◆ Exercise data ◆
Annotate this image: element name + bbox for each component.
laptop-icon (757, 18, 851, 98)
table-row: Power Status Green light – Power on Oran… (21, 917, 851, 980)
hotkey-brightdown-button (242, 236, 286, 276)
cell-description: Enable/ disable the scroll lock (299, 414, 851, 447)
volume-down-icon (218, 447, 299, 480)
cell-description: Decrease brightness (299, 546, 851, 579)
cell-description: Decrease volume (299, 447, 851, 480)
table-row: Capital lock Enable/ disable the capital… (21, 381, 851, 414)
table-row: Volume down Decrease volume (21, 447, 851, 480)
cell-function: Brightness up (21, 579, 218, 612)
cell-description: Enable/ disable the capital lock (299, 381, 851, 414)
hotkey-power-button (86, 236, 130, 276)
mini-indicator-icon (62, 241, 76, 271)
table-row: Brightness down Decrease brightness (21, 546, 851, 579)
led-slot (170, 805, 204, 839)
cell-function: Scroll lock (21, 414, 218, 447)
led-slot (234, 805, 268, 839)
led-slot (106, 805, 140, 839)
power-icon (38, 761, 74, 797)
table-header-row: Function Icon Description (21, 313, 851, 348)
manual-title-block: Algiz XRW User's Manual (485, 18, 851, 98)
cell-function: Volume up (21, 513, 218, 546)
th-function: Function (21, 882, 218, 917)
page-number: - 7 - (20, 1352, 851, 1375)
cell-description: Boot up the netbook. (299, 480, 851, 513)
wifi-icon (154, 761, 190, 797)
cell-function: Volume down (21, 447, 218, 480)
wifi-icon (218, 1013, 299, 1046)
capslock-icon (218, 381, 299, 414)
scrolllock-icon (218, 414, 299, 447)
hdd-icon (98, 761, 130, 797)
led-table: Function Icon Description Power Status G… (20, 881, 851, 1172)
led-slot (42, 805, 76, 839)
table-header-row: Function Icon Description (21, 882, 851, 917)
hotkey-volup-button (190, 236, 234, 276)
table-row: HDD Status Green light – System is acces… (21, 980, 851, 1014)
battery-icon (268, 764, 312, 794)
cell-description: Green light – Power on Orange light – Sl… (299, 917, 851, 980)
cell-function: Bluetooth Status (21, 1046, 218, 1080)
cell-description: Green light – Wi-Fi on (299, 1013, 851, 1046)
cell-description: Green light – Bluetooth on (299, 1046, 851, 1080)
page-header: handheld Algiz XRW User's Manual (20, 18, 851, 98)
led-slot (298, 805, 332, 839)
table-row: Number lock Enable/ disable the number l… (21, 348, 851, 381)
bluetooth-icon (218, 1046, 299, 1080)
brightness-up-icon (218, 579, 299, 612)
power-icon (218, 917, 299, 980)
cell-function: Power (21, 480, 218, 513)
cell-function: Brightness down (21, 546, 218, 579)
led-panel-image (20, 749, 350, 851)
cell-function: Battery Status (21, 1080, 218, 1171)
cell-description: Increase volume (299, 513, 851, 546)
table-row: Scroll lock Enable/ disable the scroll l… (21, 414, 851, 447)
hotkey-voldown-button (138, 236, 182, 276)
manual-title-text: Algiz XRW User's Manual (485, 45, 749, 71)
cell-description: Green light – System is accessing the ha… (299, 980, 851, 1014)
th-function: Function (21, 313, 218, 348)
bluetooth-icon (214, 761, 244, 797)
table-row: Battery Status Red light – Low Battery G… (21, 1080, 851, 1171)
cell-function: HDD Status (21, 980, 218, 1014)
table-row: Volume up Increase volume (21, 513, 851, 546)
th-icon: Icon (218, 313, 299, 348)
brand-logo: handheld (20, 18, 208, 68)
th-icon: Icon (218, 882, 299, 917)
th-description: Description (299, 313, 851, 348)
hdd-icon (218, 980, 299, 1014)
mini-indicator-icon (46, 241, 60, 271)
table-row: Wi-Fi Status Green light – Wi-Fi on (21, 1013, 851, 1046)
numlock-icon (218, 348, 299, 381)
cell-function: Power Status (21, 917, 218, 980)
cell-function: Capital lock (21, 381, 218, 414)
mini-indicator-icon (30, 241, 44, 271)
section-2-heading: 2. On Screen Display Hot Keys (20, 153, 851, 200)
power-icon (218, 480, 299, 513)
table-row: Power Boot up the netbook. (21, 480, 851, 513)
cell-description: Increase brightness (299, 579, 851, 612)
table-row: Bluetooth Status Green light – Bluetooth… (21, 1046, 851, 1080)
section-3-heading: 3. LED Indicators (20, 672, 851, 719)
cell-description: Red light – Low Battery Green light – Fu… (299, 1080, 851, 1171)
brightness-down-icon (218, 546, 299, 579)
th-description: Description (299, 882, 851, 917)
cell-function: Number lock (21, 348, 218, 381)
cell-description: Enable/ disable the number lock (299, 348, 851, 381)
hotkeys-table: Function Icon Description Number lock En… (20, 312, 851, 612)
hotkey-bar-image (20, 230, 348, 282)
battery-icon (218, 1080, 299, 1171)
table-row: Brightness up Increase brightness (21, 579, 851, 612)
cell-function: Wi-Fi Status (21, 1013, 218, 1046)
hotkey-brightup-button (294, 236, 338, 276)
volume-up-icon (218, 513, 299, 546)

◆ Exercise goal ◆
Write out the lines of the items word for word, starting at the very first line and ending at the line that contains "hotkey-brightdown-button (242, 236, 286, 276)", with both of those lines included.

◆ Response below ◆
Annotate this image: element name + bbox for each component.
laptop-icon (757, 18, 851, 98)
table-row: Power Status Green light – Power on Oran… (21, 917, 851, 980)
hotkey-brightdown-button (242, 236, 286, 276)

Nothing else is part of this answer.